Schweiz prescht vor und öffnet Grenzen zum Schengenraum schon am 15. Juni
Knapp einen Monat vor den Sommerferien hat der Wettbewerb eingesetzt, wer die Grenzen am schnellsten öffnet. Niemand in Europa will zu spät kommen im Kampf um die Touristen. Italien hat seine Grenzen am 3. Juni unilateral geöffnet. Auch am 3. Juni verkündete Österreich, dass es Grenz- und Gesundheitskontrollen gegenüber den Nachbarstaaten einstellt. Mit Ausnahme von Italien.
Recherchen zeigen: Auch die Schweiz plant einen Befreiungsschlag. Das Justiz- und Polizeidepartement (EJPD) will die Personenfreizügigkeit mit den EU-Staaten und die Reisefreiheit in den Schengen-Staaten bereits am 15. Juni wieder etablieren. Die Regelung soll auch für Italien gelten.
Epidemiologische Lage macht es möglich
Justizministerin Karin Keller-Sutter will die Reisefreiheit mit den Schengen-Staaten am 15. Juni wieder einführen. © Keystone
Der Bundesrat hat schon am 27. Mai kommuniziert, dass die Einschränkungen bei der Einreise in die Schweiz, bei der Zulassung zum Arbeitsmarkt und zum Aufenthalt «ab Mitte Juni bis spätestens am 6. Juli» für alle Schengen-Staaten aufgehoben werden sollen. Sofern es die epidemiologische Lage zulasse.

▶ _Eingabematerial_
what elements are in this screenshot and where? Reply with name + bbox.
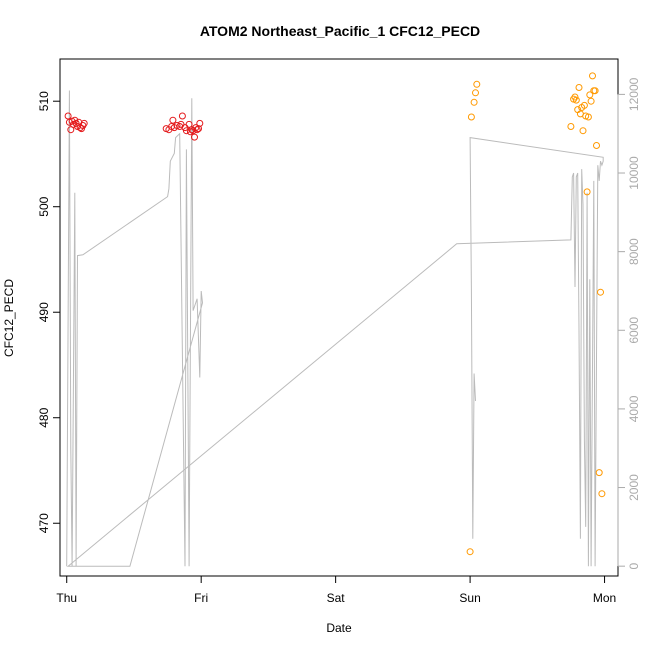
x-axis-label: Date: [326, 621, 352, 635]
y2-tick-label: 10000: [627, 156, 641, 190]
y2-axis: 0 2000 4000 6000 8000 10000 12000: [617, 77, 641, 570]
y2-tick-label: 6000: [627, 317, 641, 344]
y-tick-label: 470: [37, 513, 51, 533]
x-tick-label: Sat: [327, 591, 346, 605]
data-point: [587, 97, 595, 105]
data-point: [572, 96, 580, 104]
y2-tick-label: 8000: [627, 238, 641, 265]
data-point: [80, 119, 88, 127]
secondary-series-line: [66, 90, 604, 567]
x-tick-label: Fri: [194, 591, 208, 605]
y2-tick-label: 2000: [627, 474, 641, 501]
data-point: [591, 87, 599, 95]
data-point: [195, 125, 202, 133]
data-point: [595, 469, 603, 477]
data-point: [64, 112, 72, 120]
data-point: [196, 119, 204, 127]
data-point: [191, 133, 198, 141]
data-point: [169, 116, 177, 124]
y2-tick-label: 0: [627, 563, 641, 570]
data-point: [589, 72, 596, 80]
data-point: [597, 288, 604, 296]
x-tick-label: Sun: [459, 591, 480, 605]
data-point: [193, 126, 201, 134]
data-point: [188, 126, 196, 134]
data-point: [598, 490, 606, 498]
data-point: [473, 80, 481, 88]
data-point: [575, 84, 583, 91]
y-tick-label: 510: [37, 91, 51, 111]
data-point: [185, 120, 193, 128]
points-layer: [64, 72, 606, 556]
data-point: [593, 142, 600, 149]
y-axis-label: CFC12_PECD: [2, 279, 16, 357]
data-point: [467, 113, 475, 121]
y2-tick-label: 12000: [627, 77, 641, 111]
y-tick-label: 500: [37, 196, 51, 216]
data-point: [584, 113, 592, 121]
y-tick-label: 480: [37, 407, 51, 427]
data-point: [579, 127, 587, 135]
y-axis: 470 480 490 500 510: [37, 91, 61, 533]
data-point: [571, 93, 579, 101]
data-point: [580, 101, 588, 109]
x-axis: Thu Fri Sat Sun Mon: [56, 575, 616, 605]
data-point: [466, 548, 474, 556]
data-point: [178, 112, 186, 120]
data-point: [472, 89, 479, 97]
data-point: [586, 91, 594, 99]
y2-tick-label: 4000: [627, 395, 641, 422]
x-tick-label: Thu: [56, 591, 77, 605]
plot-frame: [59, 58, 619, 577]
data-point: [567, 123, 575, 130]
data-point: [470, 98, 478, 106]
y-tick-label: 490: [37, 302, 51, 322]
x-tick-label: Mon: [593, 591, 616, 605]
secondary-line-layer: [66, 90, 604, 567]
data-point: [583, 188, 591, 196]
data-point: [177, 120, 185, 128]
chart-title: ATOM2 Northeast_Pacific_1 CFC12_PECD: [200, 23, 480, 39]
data-point: [71, 116, 79, 124]
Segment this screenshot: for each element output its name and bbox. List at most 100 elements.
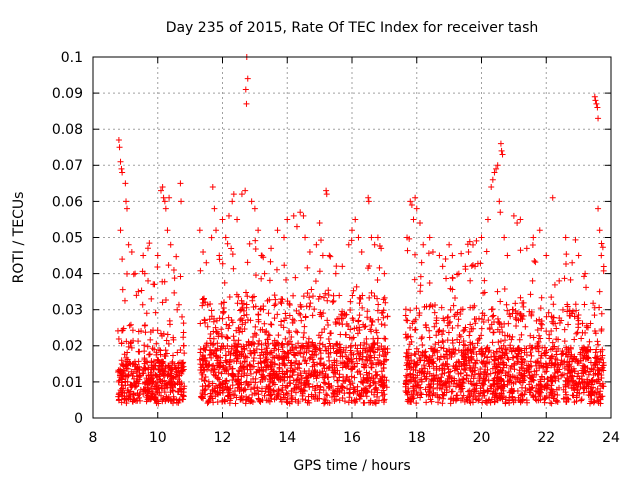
data-point-cloud [467, 277, 474, 284]
data-point-cloud [551, 391, 558, 398]
data-point-cloud [347, 381, 354, 388]
data-point-cloud [199, 355, 206, 362]
data-point-cloud [516, 397, 523, 404]
data-point-cloud [519, 391, 526, 398]
data-point [216, 252, 223, 259]
data-point-cloud [374, 357, 381, 364]
chart-title: Day 235 of 2015, Rate Of TEC Index for r… [166, 20, 539, 36]
data-point-cloud [238, 351, 245, 358]
data-point [159, 183, 166, 190]
data-point-cloud [489, 306, 496, 313]
data-point-cloud [300, 334, 307, 341]
data-point-cloud [361, 339, 368, 346]
data-point-cloud [217, 354, 224, 361]
data-point-cloud [326, 363, 333, 370]
data-point-cloud [146, 351, 153, 358]
data-point-cloud [280, 324, 287, 331]
data-point [326, 252, 333, 259]
data-point-cloud [456, 339, 463, 346]
data-point [148, 295, 155, 302]
data-point-cloud [440, 345, 447, 352]
data-point-cloud [281, 374, 288, 381]
data-point-cloud [348, 237, 355, 244]
data-point-cloud [198, 394, 205, 401]
data-point [140, 252, 147, 259]
data-point-cloud [125, 343, 132, 350]
data-point-cloud [330, 297, 337, 304]
data-point-cloud [320, 294, 327, 301]
data-point-cloud [286, 329, 293, 336]
data-point-cloud [214, 340, 221, 347]
data-point-cloud [300, 354, 307, 361]
data-point-cloud [147, 329, 154, 336]
data-point-cloud [212, 353, 219, 360]
data-point-cloud [410, 371, 417, 378]
data-point-cloud [284, 395, 291, 402]
data-point-cloud [304, 290, 311, 297]
data-point-cloud [482, 360, 489, 367]
data-point-cloud [301, 329, 308, 336]
data-point-cloud [532, 359, 539, 366]
data-point-cloud [306, 384, 313, 391]
data-point-cloud [471, 386, 478, 393]
data-point-cloud [426, 327, 433, 334]
data-point-cloud [162, 347, 169, 354]
x-tick-label: 16 [343, 430, 361, 446]
data-point-cloud [235, 293, 242, 300]
data-point-cloud [199, 302, 206, 309]
data-point-cloud [442, 360, 449, 367]
data-point-cloud [363, 341, 370, 348]
data-point-cloud [262, 388, 269, 395]
data-point-cloud [197, 349, 204, 356]
data-point-cloud [146, 240, 153, 247]
data-point-cloud [215, 360, 222, 367]
data-point-cloud [407, 307, 414, 314]
data-point-cloud [294, 371, 301, 378]
data-point-cloud [374, 335, 381, 342]
y-tick-label: 0.05 [52, 230, 83, 246]
data-point-cloud [536, 316, 543, 323]
data-point-cloud [381, 322, 388, 329]
data-point-cloud [548, 353, 555, 360]
data-point [596, 227, 603, 234]
data-point-cloud [341, 378, 348, 385]
data-point [446, 241, 453, 248]
data-point-cloud [332, 321, 339, 328]
data-point-cloud [214, 384, 221, 391]
data-point-cloud [478, 358, 485, 365]
data-point-cloud [412, 374, 419, 381]
data-point-cloud [263, 363, 270, 370]
data-point-cloud [312, 385, 319, 392]
data-point-cloud [500, 342, 507, 349]
data-point-cloud [251, 340, 258, 347]
data-point-cloud [270, 387, 277, 394]
data-point-cloud [311, 352, 318, 359]
data-point-cloud [569, 392, 576, 399]
data-point [213, 227, 220, 234]
data-point-cloud [325, 381, 332, 388]
data-point-cloud [201, 317, 208, 324]
data-point-cloud [247, 386, 254, 393]
data-point-cloud [496, 345, 503, 352]
data-point-cloud [573, 330, 580, 337]
data-point [116, 144, 123, 151]
data-point-cloud [248, 350, 255, 357]
data-point-cloud [414, 381, 421, 388]
data-point-cloud [169, 358, 176, 365]
data-point-cloud [460, 328, 467, 335]
data-point-cloud [507, 344, 514, 351]
data-point-cloud [571, 368, 578, 375]
data-point-cloud [370, 379, 377, 386]
data-point-cloud [125, 361, 132, 368]
data-point-cloud [282, 384, 289, 391]
data-point-cloud [440, 392, 447, 399]
data-point-cloud [115, 393, 122, 400]
data-point-cloud [365, 378, 372, 385]
data-point-cloud [233, 394, 240, 401]
data-point-cloud [571, 399, 578, 406]
data-point-cloud [288, 398, 295, 405]
data-point-cloud [263, 356, 270, 363]
data-point-cloud [511, 362, 518, 369]
data-point-cloud [239, 317, 246, 324]
data-point-cloud [314, 361, 321, 368]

▶ _Deine Aufgaben_
[A] An welchem Tag hat Italien laut dem Artikel über die Schweizer Grenzöffnung seine Grenzen geöffnet?
[B] Gib aus den Einträgen alles von der Zeile mit „data-point-cloud [467, 277, 474, 284]“ bis hinunter zur Zeile mit „data-point-cloud [374, 357, 381, 364]“ unverändert wieder, beide Zeilen eingeschlossen.

▶ _Lösungen_
[A] Am 3. Juni, und zwar unilateral.

[B]
data-point-cloud [467, 277, 474, 284]
data-point-cloud [551, 391, 558, 398]
data-point-cloud [347, 381, 354, 388]
data-point-cloud [199, 355, 206, 362]
data-point-cloud [516, 397, 523, 404]
data-point-cloud [519, 391, 526, 398]
data-point [216, 252, 223, 259]
data-point-cloud [374, 357, 381, 364]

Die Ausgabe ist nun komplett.